— TASK DETAILS —
Only lines with the string "Prise" matter here; gather them from the material below.
---------- EXTRACTED RECORDS ----------
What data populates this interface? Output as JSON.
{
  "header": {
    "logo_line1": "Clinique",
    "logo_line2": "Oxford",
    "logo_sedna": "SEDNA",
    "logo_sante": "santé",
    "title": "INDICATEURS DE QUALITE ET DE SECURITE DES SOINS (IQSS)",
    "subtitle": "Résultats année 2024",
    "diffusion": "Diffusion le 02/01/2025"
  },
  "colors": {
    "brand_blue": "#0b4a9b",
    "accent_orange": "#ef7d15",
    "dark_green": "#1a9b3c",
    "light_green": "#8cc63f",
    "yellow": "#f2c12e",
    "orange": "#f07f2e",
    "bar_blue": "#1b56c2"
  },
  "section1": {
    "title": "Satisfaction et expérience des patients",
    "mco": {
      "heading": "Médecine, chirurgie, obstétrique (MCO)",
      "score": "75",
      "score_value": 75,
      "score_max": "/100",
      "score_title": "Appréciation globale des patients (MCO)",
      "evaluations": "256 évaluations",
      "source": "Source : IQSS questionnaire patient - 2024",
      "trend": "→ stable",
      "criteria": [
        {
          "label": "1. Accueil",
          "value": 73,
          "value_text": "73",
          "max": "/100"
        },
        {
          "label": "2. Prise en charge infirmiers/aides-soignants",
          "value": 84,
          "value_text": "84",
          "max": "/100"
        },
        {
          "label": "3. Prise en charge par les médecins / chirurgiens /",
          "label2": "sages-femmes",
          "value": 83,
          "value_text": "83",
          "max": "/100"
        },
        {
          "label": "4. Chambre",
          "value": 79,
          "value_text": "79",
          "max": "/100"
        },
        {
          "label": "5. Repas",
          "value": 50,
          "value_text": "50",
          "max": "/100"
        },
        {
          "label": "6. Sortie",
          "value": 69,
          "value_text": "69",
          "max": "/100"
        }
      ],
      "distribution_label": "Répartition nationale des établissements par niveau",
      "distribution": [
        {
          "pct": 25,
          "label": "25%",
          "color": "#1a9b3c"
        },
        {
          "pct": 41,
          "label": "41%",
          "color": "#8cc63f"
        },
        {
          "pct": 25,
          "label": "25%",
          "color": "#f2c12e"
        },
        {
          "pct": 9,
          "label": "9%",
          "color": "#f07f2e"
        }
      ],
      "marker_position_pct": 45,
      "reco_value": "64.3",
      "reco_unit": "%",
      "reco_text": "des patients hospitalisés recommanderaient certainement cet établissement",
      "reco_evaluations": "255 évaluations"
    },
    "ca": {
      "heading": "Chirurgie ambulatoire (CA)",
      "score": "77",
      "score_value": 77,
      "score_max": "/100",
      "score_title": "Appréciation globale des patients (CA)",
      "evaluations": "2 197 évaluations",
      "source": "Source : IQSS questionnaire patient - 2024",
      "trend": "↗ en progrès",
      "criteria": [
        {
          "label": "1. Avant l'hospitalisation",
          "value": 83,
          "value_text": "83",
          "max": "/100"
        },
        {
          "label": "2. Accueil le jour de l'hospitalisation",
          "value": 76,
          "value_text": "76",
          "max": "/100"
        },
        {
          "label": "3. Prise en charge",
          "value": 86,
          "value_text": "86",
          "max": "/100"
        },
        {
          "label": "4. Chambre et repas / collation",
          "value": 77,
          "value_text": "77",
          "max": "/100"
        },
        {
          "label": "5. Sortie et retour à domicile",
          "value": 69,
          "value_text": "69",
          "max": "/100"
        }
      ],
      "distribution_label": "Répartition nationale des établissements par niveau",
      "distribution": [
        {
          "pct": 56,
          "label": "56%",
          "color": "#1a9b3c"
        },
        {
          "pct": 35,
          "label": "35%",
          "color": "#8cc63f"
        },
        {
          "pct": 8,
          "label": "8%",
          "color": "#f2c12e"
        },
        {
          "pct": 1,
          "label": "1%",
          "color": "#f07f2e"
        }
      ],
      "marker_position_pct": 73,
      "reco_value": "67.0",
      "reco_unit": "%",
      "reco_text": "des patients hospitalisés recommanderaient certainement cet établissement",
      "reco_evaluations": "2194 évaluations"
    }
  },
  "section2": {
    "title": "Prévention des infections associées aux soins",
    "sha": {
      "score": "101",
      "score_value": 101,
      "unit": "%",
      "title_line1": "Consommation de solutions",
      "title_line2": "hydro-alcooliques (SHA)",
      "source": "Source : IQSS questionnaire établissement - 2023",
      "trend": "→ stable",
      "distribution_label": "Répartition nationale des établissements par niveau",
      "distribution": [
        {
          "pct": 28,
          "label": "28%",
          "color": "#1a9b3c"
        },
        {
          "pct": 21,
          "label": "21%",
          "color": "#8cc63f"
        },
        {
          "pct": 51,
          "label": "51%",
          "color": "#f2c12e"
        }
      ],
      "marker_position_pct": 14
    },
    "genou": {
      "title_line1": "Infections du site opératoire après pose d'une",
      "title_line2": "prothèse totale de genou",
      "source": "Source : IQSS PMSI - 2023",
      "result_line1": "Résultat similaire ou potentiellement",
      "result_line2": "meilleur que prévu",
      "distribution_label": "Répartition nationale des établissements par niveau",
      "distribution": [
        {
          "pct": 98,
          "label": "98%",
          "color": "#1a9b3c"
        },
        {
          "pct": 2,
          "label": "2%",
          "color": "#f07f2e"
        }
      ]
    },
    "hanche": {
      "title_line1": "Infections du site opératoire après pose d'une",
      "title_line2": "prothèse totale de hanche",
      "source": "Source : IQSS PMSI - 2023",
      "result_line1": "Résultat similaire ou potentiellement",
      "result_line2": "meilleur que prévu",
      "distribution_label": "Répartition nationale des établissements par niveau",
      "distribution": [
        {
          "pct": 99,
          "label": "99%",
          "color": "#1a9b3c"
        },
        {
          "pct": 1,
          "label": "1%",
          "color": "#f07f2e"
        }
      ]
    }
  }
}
----------
— EXERCISE SOLUTION —
          "label": "2. Prise en charge infirmiers/aides-soignants",
          "label": "3. Prise en charge par les médecins / chirurgiens /",
          "label": "3. Prise en charge",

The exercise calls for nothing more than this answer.